*WHAT THIS TASK INVOLVES*. Using the listing below, extract each line that has the word "fuiſſe" in it.

○ ○ ○

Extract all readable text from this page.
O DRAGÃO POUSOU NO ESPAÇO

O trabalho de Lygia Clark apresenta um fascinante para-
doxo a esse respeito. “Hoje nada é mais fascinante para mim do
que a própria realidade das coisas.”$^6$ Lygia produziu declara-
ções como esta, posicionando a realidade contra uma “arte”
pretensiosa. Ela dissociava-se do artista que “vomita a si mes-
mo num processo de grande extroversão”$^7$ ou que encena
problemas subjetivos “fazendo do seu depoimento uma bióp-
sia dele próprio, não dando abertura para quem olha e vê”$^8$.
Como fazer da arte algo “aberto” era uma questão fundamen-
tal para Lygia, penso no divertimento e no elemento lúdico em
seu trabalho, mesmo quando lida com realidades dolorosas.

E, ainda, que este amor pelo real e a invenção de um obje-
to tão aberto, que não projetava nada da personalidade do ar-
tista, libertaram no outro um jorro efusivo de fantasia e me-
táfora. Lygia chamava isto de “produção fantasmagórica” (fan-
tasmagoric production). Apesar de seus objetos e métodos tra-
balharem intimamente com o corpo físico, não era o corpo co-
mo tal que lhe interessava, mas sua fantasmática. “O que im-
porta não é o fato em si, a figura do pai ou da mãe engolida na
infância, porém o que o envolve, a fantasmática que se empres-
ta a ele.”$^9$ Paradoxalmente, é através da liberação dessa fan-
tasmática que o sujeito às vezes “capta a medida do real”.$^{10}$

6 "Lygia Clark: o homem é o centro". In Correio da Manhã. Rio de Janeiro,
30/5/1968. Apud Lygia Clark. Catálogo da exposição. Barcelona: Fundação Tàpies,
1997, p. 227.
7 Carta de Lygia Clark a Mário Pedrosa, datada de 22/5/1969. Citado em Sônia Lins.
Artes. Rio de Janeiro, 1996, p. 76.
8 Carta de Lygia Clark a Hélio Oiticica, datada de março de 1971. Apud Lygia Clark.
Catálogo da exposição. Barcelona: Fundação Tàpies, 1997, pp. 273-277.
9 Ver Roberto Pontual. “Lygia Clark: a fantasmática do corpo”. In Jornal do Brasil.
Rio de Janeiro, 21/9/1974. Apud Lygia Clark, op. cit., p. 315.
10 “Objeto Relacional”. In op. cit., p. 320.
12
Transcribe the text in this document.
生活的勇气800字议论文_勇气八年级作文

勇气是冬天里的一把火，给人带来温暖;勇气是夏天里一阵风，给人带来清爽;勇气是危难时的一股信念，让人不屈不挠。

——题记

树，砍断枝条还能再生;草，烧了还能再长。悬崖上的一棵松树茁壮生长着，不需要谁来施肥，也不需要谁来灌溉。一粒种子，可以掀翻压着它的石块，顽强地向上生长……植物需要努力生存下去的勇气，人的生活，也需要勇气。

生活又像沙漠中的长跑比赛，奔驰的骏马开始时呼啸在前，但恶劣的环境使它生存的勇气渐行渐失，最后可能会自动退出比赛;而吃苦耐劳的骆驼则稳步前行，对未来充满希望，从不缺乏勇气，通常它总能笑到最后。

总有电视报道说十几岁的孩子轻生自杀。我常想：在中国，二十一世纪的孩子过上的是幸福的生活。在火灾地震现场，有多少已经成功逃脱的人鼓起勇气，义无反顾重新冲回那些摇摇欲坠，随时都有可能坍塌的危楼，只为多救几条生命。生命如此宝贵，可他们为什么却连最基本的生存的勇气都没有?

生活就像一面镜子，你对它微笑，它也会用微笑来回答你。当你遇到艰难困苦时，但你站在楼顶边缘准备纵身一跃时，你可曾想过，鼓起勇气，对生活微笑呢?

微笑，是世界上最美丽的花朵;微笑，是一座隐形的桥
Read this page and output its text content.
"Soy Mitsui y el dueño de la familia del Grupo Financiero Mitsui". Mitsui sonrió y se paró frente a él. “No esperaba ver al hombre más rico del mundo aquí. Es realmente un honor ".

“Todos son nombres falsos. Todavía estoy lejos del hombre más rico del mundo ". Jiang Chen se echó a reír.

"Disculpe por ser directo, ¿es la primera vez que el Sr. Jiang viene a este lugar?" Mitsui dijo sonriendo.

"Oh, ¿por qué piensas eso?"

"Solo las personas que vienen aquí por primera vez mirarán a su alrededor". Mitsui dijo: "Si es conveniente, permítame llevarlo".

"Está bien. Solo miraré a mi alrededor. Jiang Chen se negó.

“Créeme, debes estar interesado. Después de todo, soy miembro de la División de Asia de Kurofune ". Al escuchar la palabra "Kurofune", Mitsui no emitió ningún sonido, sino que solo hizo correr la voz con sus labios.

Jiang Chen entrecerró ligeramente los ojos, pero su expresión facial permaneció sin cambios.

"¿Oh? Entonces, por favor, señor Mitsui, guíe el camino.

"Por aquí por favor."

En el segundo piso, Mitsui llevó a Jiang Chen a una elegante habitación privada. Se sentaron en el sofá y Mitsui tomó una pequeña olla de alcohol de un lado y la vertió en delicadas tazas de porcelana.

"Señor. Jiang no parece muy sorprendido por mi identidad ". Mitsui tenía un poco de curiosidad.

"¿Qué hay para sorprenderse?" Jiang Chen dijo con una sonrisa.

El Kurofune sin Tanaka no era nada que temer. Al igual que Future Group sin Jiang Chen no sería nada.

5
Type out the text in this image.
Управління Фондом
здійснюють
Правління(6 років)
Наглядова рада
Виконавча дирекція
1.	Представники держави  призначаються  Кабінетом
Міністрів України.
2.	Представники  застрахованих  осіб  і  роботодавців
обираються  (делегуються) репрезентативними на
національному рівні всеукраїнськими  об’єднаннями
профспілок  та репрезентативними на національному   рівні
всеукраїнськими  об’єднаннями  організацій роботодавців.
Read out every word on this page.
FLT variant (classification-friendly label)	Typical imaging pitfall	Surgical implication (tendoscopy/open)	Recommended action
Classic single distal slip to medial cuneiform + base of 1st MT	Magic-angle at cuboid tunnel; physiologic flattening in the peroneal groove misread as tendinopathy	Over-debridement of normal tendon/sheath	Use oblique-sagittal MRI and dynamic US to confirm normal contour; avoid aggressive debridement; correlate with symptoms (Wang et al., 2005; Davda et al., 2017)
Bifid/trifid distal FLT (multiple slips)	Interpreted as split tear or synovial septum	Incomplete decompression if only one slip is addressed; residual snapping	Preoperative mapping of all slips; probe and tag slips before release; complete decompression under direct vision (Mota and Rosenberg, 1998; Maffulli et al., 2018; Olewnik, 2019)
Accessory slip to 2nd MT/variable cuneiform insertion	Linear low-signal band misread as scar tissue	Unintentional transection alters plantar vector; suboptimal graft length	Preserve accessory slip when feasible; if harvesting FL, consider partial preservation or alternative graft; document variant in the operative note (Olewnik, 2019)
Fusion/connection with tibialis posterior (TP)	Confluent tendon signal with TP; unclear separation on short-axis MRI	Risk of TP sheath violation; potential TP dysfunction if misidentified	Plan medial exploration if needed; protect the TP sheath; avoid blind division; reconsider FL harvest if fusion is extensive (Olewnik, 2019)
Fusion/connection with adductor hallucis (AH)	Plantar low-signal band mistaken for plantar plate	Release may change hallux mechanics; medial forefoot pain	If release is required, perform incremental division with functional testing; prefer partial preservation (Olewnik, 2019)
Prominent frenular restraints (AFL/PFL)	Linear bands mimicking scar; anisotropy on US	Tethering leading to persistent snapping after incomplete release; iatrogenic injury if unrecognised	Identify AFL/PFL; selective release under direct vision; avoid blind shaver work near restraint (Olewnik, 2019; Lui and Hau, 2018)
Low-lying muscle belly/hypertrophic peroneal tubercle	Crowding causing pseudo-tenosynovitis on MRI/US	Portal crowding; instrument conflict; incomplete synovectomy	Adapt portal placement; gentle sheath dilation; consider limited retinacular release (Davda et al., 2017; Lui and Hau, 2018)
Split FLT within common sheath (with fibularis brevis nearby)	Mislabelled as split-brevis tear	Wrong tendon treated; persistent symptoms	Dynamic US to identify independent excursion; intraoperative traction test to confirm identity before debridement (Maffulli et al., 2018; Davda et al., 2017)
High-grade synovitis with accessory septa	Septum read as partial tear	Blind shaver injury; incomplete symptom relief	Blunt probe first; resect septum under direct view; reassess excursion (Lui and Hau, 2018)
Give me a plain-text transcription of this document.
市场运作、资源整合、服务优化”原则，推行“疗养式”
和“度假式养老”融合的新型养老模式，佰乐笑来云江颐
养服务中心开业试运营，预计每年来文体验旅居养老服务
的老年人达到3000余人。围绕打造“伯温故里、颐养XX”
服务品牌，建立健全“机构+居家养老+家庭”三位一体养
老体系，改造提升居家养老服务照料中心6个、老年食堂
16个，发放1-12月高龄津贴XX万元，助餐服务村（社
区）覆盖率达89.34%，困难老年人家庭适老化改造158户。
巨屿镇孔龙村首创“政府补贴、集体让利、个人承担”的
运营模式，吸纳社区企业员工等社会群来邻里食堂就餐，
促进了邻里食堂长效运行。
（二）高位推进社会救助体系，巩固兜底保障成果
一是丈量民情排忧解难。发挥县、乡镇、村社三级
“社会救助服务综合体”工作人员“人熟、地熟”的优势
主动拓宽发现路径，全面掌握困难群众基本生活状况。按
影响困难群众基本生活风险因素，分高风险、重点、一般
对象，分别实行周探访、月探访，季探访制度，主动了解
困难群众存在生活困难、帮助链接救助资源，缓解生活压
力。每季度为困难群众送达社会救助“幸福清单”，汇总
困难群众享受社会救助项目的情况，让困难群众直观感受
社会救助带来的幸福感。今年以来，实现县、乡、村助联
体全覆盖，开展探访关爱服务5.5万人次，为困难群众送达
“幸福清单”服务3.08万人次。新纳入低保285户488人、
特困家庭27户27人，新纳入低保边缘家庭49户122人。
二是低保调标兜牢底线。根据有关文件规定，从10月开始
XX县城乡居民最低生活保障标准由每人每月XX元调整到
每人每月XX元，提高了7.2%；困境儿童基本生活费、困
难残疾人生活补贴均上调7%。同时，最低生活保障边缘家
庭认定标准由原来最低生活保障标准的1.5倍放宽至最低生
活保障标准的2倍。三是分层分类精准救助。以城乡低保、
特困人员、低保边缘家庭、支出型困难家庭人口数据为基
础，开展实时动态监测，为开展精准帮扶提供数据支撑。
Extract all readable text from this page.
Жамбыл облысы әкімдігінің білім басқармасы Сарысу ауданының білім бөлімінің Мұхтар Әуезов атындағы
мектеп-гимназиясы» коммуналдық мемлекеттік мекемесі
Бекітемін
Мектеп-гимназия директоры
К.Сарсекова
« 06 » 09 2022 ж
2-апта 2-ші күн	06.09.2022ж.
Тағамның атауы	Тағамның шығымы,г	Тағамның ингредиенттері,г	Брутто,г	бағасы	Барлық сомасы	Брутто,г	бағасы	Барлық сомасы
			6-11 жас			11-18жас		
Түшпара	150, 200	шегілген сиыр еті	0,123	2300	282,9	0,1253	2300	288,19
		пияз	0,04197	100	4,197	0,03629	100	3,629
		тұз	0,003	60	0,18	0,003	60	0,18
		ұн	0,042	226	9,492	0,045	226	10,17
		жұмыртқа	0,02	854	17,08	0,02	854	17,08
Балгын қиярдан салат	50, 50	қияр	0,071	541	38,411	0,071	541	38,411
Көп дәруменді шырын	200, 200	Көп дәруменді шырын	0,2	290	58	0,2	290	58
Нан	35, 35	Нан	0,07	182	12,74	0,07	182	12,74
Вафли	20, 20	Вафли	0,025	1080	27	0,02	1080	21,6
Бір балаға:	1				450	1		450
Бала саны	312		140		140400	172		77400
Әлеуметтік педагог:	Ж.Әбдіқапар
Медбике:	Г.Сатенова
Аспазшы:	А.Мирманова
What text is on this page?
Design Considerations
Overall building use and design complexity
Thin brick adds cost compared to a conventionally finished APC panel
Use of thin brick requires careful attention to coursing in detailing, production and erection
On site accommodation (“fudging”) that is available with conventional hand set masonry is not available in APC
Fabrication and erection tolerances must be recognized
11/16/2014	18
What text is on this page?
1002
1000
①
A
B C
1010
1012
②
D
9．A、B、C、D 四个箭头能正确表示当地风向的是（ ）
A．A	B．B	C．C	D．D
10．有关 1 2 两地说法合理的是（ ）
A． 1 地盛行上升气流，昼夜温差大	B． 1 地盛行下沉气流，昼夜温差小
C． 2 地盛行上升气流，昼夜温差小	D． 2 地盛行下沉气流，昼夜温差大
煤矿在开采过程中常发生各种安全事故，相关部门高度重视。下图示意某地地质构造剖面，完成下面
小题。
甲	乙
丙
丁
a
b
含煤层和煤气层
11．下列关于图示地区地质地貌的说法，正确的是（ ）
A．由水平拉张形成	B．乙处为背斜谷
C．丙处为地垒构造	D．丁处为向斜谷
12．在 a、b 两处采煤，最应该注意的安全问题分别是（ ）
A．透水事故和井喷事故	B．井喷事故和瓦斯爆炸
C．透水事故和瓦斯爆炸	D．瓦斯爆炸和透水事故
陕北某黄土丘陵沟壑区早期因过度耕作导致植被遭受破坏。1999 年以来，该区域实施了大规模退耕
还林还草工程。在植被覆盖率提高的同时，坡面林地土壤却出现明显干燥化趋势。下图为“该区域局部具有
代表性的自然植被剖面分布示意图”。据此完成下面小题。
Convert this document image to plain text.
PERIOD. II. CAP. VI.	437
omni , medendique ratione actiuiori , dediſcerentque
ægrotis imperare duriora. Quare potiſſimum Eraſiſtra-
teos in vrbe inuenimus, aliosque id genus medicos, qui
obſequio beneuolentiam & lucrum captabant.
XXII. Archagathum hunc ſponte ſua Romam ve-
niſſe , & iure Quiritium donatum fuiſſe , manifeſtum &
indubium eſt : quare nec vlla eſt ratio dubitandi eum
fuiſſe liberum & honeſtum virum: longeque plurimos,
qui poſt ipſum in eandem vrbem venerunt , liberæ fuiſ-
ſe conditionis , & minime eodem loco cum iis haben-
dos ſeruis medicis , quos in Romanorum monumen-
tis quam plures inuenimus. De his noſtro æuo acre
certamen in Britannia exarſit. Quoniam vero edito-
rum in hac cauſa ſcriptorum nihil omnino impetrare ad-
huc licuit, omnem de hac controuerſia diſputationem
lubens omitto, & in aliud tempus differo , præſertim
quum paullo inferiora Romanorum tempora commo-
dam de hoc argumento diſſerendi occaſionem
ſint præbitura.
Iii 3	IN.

○ ○ ○

*THE RESPONSE*.
niſſe , & iure Quiritium donatum fuiſſe , manifeſtum &
fuiſſe liberum & honeſtum virum: longeque plurimos,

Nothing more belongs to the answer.